_Work to do_
Make an exact copy of all the entries, but do not reproduce the pictures.

_Input rows_
════════
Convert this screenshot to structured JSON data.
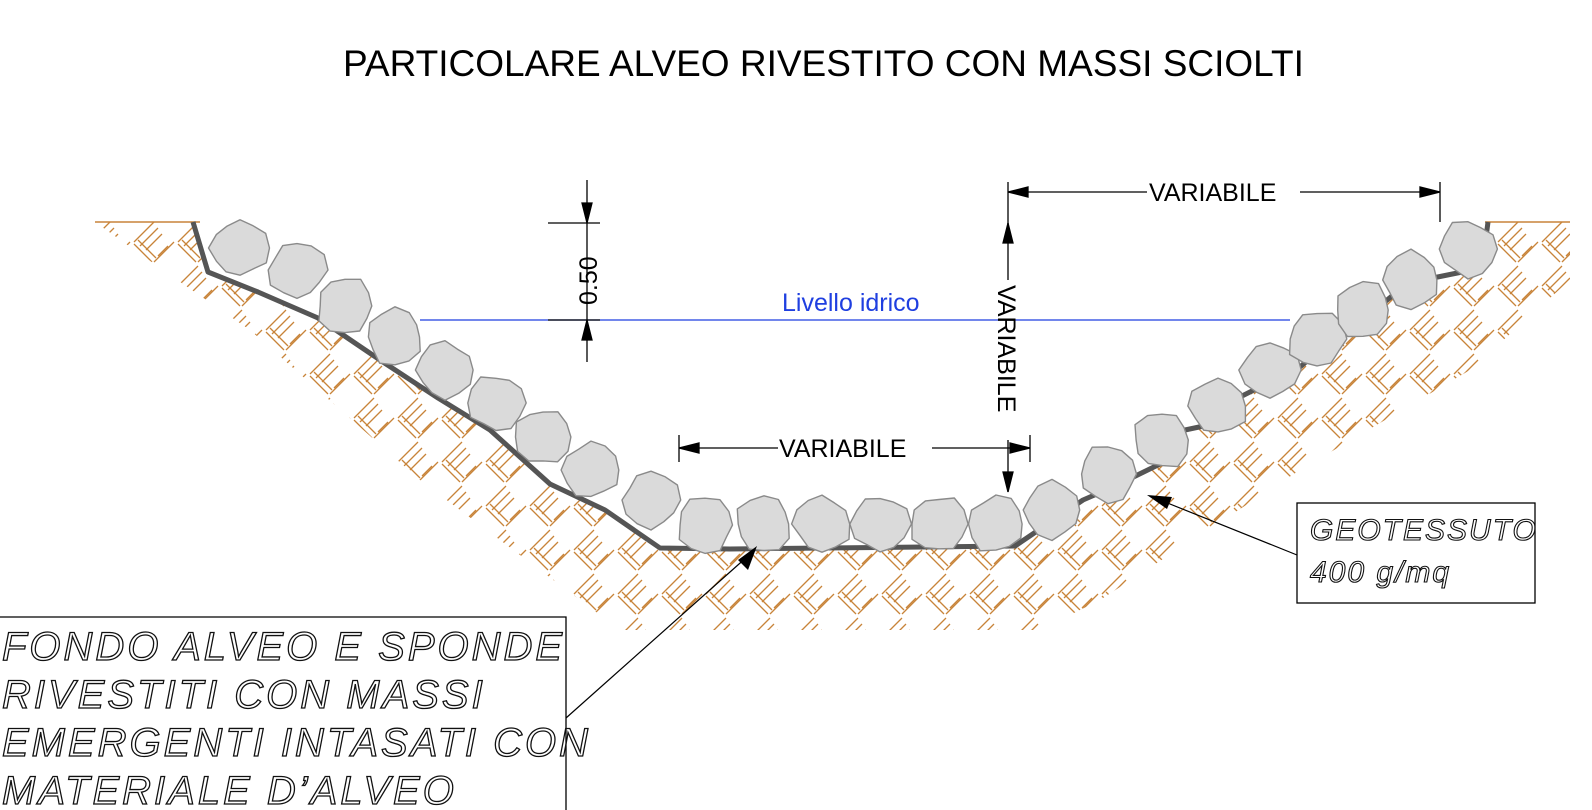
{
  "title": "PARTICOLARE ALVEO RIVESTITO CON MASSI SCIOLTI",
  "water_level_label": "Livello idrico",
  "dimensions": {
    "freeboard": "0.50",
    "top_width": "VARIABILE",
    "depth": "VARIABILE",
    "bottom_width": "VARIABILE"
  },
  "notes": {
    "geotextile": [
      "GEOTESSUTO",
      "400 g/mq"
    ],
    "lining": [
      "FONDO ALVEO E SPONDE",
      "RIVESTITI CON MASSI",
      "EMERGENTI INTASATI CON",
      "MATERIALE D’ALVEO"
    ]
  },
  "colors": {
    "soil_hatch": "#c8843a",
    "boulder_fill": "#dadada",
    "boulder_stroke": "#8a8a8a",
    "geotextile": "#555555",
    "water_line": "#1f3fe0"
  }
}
════════
_Result_
Convert this screenshot to structured JSON data.
{
  "title": "PARTICOLARE ALVEO RIVESTITO CON MASSI SCIOLTI",
  "water_level_label": "Livello idrico",
  "dimensions": {
    "freeboard": "0.50",
    "top_width": "VARIABILE",
    "depth": "VARIABILE",
    "bottom_width": "VARIABILE"
  },
  "notes": {
    "geotextile": [
      "GEOTESSUTO",
      "400 g/mq"
    ],
    "lining": [
      "FONDO ALVEO E SPONDE",
      "RIVESTITI CON MASSI",
      "EMERGENTI INTASATI CON",
      "MATERIALE D’ALVEO"
    ]
  },
  "colors": {
    "soil_hatch": "#c8843a",
    "boulder_fill": "#dadada",
    "boulder_stroke": "#8a8a8a",
    "geotextile": "#555555",
    "water_line": "#1f3fe0"
  }
}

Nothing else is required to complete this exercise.